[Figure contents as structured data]

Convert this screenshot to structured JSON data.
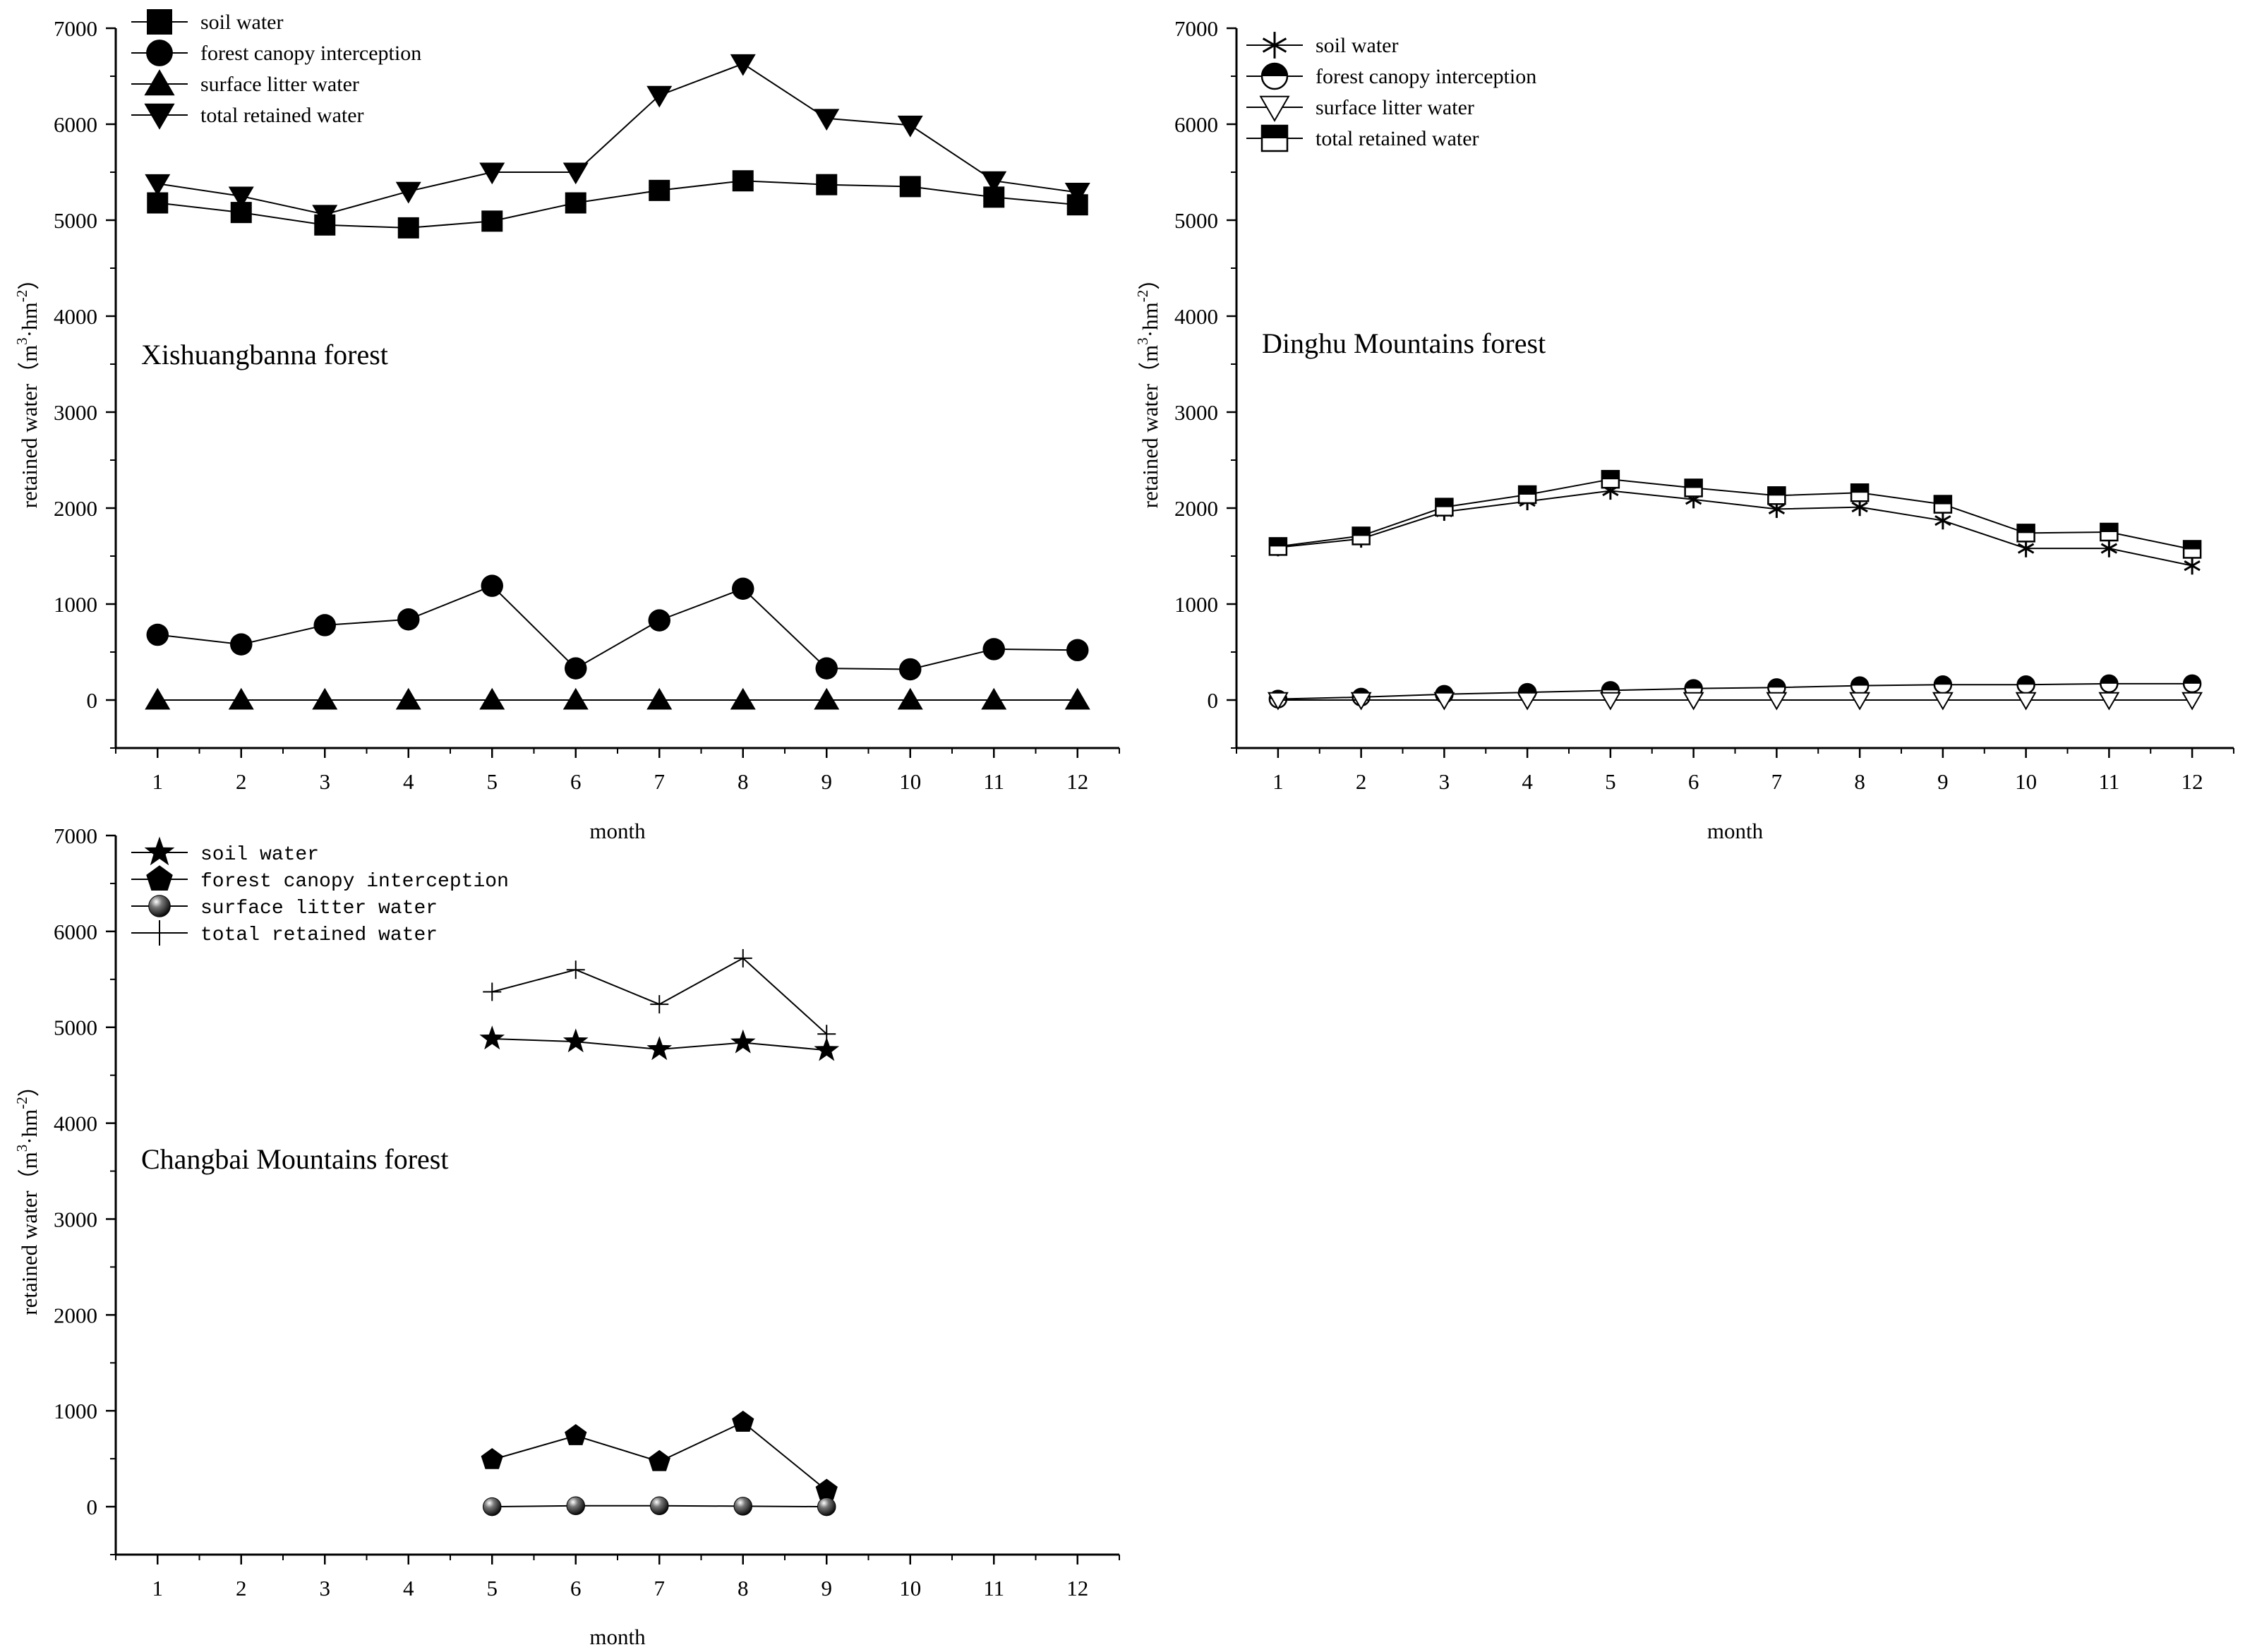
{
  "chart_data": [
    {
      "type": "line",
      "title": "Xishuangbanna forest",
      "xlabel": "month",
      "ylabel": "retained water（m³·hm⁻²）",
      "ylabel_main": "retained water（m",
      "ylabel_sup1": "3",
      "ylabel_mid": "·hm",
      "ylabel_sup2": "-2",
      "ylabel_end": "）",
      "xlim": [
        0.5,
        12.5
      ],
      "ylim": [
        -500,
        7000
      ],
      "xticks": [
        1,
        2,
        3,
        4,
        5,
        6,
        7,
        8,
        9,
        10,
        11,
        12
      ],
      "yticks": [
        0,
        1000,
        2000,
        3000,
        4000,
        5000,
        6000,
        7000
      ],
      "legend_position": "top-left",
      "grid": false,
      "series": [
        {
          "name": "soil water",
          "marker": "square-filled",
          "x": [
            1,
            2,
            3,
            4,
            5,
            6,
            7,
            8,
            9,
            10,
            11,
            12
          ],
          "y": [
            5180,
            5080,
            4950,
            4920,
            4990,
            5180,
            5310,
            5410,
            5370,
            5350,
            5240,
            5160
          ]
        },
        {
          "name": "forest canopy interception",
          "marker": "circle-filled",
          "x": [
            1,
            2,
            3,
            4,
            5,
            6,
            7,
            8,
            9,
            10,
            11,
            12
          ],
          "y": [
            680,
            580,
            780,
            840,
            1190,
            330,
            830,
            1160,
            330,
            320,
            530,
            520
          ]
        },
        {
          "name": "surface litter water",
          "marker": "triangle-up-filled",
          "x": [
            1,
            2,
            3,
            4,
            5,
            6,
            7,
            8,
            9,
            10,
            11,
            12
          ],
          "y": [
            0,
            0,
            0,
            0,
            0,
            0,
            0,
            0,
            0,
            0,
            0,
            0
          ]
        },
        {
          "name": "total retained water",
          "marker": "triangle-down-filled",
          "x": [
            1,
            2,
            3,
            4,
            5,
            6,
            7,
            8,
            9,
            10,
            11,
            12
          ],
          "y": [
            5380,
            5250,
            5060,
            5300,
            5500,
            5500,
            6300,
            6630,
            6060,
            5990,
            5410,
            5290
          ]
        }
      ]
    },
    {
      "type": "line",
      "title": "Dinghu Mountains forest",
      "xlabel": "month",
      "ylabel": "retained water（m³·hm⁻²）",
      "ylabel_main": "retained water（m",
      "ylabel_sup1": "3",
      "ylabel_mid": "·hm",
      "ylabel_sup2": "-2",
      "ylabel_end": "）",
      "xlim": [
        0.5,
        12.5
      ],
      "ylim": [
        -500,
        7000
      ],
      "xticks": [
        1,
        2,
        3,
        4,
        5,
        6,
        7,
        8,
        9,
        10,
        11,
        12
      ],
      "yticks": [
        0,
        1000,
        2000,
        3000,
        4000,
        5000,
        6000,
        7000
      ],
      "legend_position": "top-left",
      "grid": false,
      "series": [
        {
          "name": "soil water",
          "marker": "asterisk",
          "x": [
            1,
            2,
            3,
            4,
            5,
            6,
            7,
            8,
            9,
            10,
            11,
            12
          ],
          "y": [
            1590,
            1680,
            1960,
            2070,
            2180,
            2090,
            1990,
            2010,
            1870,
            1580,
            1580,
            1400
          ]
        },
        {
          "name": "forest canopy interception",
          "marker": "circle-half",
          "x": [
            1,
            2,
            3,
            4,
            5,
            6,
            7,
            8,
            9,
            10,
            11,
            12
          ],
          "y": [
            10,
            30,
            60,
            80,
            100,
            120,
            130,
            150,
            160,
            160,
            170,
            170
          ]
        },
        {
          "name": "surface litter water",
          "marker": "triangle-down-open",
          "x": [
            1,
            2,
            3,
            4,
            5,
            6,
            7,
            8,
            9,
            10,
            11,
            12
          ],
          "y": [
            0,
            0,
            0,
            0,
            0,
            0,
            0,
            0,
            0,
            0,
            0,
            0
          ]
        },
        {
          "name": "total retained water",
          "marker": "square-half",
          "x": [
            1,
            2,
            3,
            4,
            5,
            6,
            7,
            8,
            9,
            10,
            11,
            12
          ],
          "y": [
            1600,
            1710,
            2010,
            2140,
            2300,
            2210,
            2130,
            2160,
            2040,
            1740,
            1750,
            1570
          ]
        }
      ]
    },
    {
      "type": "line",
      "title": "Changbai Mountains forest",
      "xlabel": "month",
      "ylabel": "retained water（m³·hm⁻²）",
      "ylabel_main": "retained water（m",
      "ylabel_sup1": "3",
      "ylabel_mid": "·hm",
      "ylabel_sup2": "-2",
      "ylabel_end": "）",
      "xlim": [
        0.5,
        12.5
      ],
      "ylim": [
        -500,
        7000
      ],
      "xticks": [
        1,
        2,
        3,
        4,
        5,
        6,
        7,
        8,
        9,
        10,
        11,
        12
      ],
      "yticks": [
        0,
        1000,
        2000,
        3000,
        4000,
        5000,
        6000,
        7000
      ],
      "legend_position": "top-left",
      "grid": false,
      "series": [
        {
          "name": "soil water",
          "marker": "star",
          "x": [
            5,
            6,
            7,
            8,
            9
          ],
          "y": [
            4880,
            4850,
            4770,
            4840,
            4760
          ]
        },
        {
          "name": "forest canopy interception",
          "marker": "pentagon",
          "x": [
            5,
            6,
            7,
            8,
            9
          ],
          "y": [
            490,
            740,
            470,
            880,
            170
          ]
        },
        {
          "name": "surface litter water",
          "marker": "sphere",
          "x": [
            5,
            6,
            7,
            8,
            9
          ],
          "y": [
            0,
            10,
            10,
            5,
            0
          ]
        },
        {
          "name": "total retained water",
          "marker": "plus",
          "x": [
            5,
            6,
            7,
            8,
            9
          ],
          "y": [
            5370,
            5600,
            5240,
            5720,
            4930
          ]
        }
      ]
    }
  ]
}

__What the task requires__.
Retype all entries exactly as they appear, dropping the images.

__Completed exercise__.
Convert this screenshot to structured JSON data.
{
  "chart_data": [
    {
      "type": "line",
      "title": "Xishuangbanna forest",
      "xlabel": "month",
      "ylabel": "retained water（m³·hm⁻²）",
      "ylabel_main": "retained water（m",
      "ylabel_sup1": "3",
      "ylabel_mid": "·hm",
      "ylabel_sup2": "-2",
      "ylabel_end": "）",
      "xlim": [
        0.5,
        12.5
      ],
      "ylim": [
        -500,
        7000
      ],
      "xticks": [
        1,
        2,
        3,
        4,
        5,
        6,
        7,
        8,
        9,
        10,
        11,
        12
      ],
      "yticks": [
        0,
        1000,
        2000,
        3000,
        4000,
        5000,
        6000,
        7000
      ],
      "legend_position": "top-left",
      "grid": false,
      "series": [
        {
          "name": "soil water",
          "marker": "square-filled",
          "x": [
            1,
            2,
            3,
            4,
            5,
            6,
            7,
            8,
            9,
            10,
            11,
            12
          ],
          "y": [
            5180,
            5080,
            4950,
            4920,
            4990,
            5180,
            5310,
            5410,
            5370,
            5350,
            5240,
            5160
          ]
        },
        {
          "name": "forest canopy interception",
          "marker": "circle-filled",
          "x": [
            1,
            2,
            3,
            4,
            5,
            6,
            7,
            8,
            9,
            10,
            11,
            12
          ],
          "y": [
            680,
            580,
            780,
            840,
            1190,
            330,
            830,
            1160,
            330,
            320,
            530,
            520
          ]
        },
        {
          "name": "surface litter water",
          "marker": "triangle-up-filled",
          "x": [
            1,
            2,
            3,
            4,
            5,
            6,
            7,
            8,
            9,
            10,
            11,
            12
          ],
          "y": [
            0,
            0,
            0,
            0,
            0,
            0,
            0,
            0,
            0,
            0,
            0,
            0
          ]
        },
        {
          "name": "total retained water",
          "marker": "triangle-down-filled",
          "x": [
            1,
            2,
            3,
            4,
            5,
            6,
            7,
            8,
            9,
            10,
            11,
            12
          ],
          "y": [
            5380,
            5250,
            5060,
            5300,
            5500,
            5500,
            6300,
            6630,
            6060,
            5990,
            5410,
            5290
          ]
        }
      ]
    },
    {
      "type": "line",
      "title": "Dinghu Mountains forest",
      "xlabel": "month",
      "ylabel": "retained water（m³·hm⁻²）",
      "ylabel_main": "retained water（m",
      "ylabel_sup1": "3",
      "ylabel_mid": "·hm",
      "ylabel_sup2": "-2",
      "ylabel_end": "）",
      "xlim": [
        0.5,
        12.5
      ],
      "ylim": [
        -500,
        7000
      ],
      "xticks": [
        1,
        2,
        3,
        4,
        5,
        6,
        7,
        8,
        9,
        10,
        11,
        12
      ],
      "yticks": [
        0,
        1000,
        2000,
        3000,
        4000,
        5000,
        6000,
        7000
      ],
      "legend_position": "top-left",
      "grid": false,
      "series": [
        {
          "name": "soil water",
          "marker": "asterisk",
          "x": [
            1,
            2,
            3,
            4,
            5,
            6,
            7,
            8,
            9,
            10,
            11,
            12
          ],
          "y": [
            1590,
            1680,
            1960,
            2070,
            2180,
            2090,
            1990,
            2010,
            1870,
            1580,
            1580,
            1400
          ]
        },
        {
          "name": "forest canopy interception",
          "marker": "circle-half",
          "x": [
            1,
            2,
            3,
            4,
            5,
            6,
            7,
            8,
            9,
            10,
            11,
            12
          ],
          "y": [
            10,
            30,
            60,
            80,
            100,
            120,
            130,
            150,
            160,
            160,
            170,
            170
          ]
        },
        {
          "name": "surface litter water",
          "marker": "triangle-down-open",
          "x": [
            1,
            2,
            3,
            4,
            5,
            6,
            7,
            8,
            9,
            10,
            11,
            12
          ],
          "y": [
            0,
            0,
            0,
            0,
            0,
            0,
            0,
            0,
            0,
            0,
            0,
            0
          ]
        },
        {
          "name": "total retained water",
          "marker": "square-half",
          "x": [
            1,
            2,
            3,
            4,
            5,
            6,
            7,
            8,
            9,
            10,
            11,
            12
          ],
          "y": [
            1600,
            1710,
            2010,
            2140,
            2300,
            2210,
            2130,
            2160,
            2040,
            1740,
            1750,
            1570
          ]
        }
      ]
    },
    {
      "type": "line",
      "title": "Changbai Mountains forest",
      "xlabel": "month",
      "ylabel": "retained water（m³·hm⁻²）",
      "ylabel_main": "retained water（m",
      "ylabel_sup1": "3",
      "ylabel_mid": "·hm",
      "ylabel_sup2": "-2",
      "ylabel_end": "）",
      "xlim": [
        0.5,
        12.5
      ],
      "ylim": [
        -500,
        7000
      ],
      "xticks": [
        1,
        2,
        3,
        4,
        5,
        6,
        7,
        8,
        9,
        10,
        11,
        12
      ],
      "yticks": [
        0,
        1000,
        2000,
        3000,
        4000,
        5000,
        6000,
        7000
      ],
      "legend_position": "top-left",
      "grid": false,
      "series": [
        {
          "name": "soil water",
          "marker": "star",
          "x": [
            5,
            6,
            7,
            8,
            9
          ],
          "y": [
            4880,
            4850,
            4770,
            4840,
            4760
          ]
        },
        {
          "name": "forest canopy interception",
          "marker": "pentagon",
          "x": [
            5,
            6,
            7,
            8,
            9
          ],
          "y": [
            490,
            740,
            470,
            880,
            170
          ]
        },
        {
          "name": "surface litter water",
          "marker": "sphere",
          "x": [
            5,
            6,
            7,
            8,
            9
          ],
          "y": [
            0,
            10,
            10,
            5,
            0
          ]
        },
        {
          "name": "total retained water",
          "marker": "plus",
          "x": [
            5,
            6,
            7,
            8,
            9
          ],
          "y": [
            5370,
            5600,
            5240,
            5720,
            4930
          ]
        }
      ]
    }
  ]
}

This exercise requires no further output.